Stored dataset items:

================================

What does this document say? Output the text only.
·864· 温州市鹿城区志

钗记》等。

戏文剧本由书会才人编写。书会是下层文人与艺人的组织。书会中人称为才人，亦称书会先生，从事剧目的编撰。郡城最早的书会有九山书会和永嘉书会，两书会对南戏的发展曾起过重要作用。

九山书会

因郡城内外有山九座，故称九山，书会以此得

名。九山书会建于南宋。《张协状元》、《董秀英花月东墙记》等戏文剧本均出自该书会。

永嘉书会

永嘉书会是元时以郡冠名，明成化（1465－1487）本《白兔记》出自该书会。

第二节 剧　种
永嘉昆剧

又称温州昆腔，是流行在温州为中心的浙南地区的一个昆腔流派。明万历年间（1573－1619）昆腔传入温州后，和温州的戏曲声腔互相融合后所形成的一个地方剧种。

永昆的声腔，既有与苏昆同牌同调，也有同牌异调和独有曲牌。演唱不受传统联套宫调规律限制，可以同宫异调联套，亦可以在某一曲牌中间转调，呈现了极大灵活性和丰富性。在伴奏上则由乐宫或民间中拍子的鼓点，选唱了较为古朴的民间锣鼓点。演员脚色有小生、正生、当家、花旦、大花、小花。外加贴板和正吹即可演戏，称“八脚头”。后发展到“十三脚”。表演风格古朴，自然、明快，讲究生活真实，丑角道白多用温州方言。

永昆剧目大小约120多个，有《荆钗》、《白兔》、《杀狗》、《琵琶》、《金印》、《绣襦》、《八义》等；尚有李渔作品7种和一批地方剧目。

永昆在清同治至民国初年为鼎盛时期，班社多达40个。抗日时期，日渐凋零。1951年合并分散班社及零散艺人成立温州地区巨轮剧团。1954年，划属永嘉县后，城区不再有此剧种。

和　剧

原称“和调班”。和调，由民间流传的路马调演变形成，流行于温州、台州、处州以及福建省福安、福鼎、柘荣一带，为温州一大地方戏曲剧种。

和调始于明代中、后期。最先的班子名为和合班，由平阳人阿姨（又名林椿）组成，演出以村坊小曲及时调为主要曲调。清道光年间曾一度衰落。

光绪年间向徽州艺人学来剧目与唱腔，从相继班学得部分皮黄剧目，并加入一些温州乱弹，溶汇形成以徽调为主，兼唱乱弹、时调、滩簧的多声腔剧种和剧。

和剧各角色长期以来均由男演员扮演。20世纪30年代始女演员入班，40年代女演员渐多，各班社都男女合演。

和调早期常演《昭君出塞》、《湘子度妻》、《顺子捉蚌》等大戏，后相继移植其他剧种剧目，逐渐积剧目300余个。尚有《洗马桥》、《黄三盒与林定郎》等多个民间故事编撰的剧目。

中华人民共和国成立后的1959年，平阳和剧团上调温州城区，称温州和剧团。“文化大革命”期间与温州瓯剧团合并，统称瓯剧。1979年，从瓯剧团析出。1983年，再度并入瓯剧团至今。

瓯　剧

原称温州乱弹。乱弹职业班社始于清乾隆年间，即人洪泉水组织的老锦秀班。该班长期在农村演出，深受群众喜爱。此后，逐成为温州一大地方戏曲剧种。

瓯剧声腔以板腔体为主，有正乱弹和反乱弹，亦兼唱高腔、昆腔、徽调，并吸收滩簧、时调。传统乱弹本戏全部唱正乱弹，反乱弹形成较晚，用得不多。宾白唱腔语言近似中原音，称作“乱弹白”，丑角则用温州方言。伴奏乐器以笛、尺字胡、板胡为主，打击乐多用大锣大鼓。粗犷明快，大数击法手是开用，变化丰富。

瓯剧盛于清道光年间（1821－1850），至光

================================

**What you should do:** Give an exact repetition of all the material.

**Full solution:**
What does this document say? Output the text only.
·864· 温州市鹿城区志

钗记》等。

戏文剧本由书会才人编写。书会是下层文人与艺人的组织。书会中人称为才人，亦称书会先生，从事剧目的编撰。郡城最早的书会有九山书会和永嘉书会，两书会对南戏的发展曾起过重要作用。

九山书会

因郡城内外有山九座，故称九山，书会以此得

名。九山书会建于南宋。《张协状元》、《董秀英花月东墙记》等戏文剧本均出自该书会。

永嘉书会

永嘉书会是元时以郡冠名，明成化（1465－1487）本《白兔记》出自该书会。

第二节 剧　种
永嘉昆剧

又称温州昆腔，是流行在温州为中心的浙南地区的一个昆腔流派。明万历年间（1573－1619）昆腔传入温州后，和温州的戏曲声腔互相融合后所形成的一个地方剧种。

永昆的声腔，既有与苏昆同牌同调，也有同牌异调和独有曲牌。演唱不受传统联套宫调规律限制，可以同宫异调联套，亦可以在某一曲牌中间转调，呈现了极大灵活性和丰富性。在伴奏上则由乐宫或民间中拍子的鼓点，选唱了较为古朴的民间锣鼓点。演员脚色有小生、正生、当家、花旦、大花、小花。外加贴板和正吹即可演戏，称“八脚头”。后发展到“十三脚”。表演风格古朴，自然、明快，讲究生活真实，丑角道白多用温州方言。

永昆剧目大小约120多个，有《荆钗》、《白兔》、《杀狗》、《琵琶》、《金印》、《绣襦》、《八义》等；尚有李渔作品7种和一批地方剧目。

永昆在清同治至民国初年为鼎盛时期，班社多达40个。抗日时期，日渐凋零。1951年合并分散班社及零散艺人成立温州地区巨轮剧团。1954年，划属永嘉县后，城区不再有此剧种。

和　剧

原称“和调班”。和调，由民间流传的路马调演变形成，流行于温州、台州、处州以及福建省福安、福鼎、柘荣一带，为温州一大地方戏曲剧种。

和调始于明代中、后期。最先的班子名为和合班，由平阳人阿姨（又名林椿）组成，演出以村坊小曲及时调为主要曲调。清道光年间曾一度衰落。

光绪年间向徽州艺人学来剧目与唱腔，从相继班学得部分皮黄剧目，并加入一些温州乱弹，溶汇形成以徽调为主，兼唱乱弹、时调、滩簧的多声腔剧种和剧。

和剧各角色长期以来均由男演员扮演。20世纪30年代始女演员入班，40年代女演员渐多，各班社都男女合演。

和调早期常演《昭君出塞》、《湘子度妻》、《顺子捉蚌》等大戏，后相继移植其他剧种剧目，逐渐积剧目300余个。尚有《洗马桥》、《黄三盒与林定郎》等多个民间故事编撰的剧目。

中华人民共和国成立后的1959年，平阳和剧团上调温州城区，称温州和剧团。“文化大革命”期间与温州瓯剧团合并，统称瓯剧。1979年，从瓯剧团析出。1983年，再度并入瓯剧团至今。

瓯　剧

原称温州乱弹。乱弹职业班社始于清乾隆年间，即人洪泉水组织的老锦秀班。该班长期在农村演出，深受群众喜爱。此后，逐成为温州一大地方戏曲剧种。

瓯剧声腔以板腔体为主，有正乱弹和反乱弹，亦兼唱高腔、昆腔、徽调，并吸收滩簧、时调。传统乱弹本戏全部唱正乱弹，反乱弹形成较晚，用得不多。宾白唱腔语言近似中原音，称作“乱弹白”，丑角则用温州方言。伴奏乐器以笛、尺字胡、板胡为主，打击乐多用大锣大鼓。粗犷明快，大数击法手是开用，变化丰富。

瓯剧盛于清道光年间（1821－1850），至光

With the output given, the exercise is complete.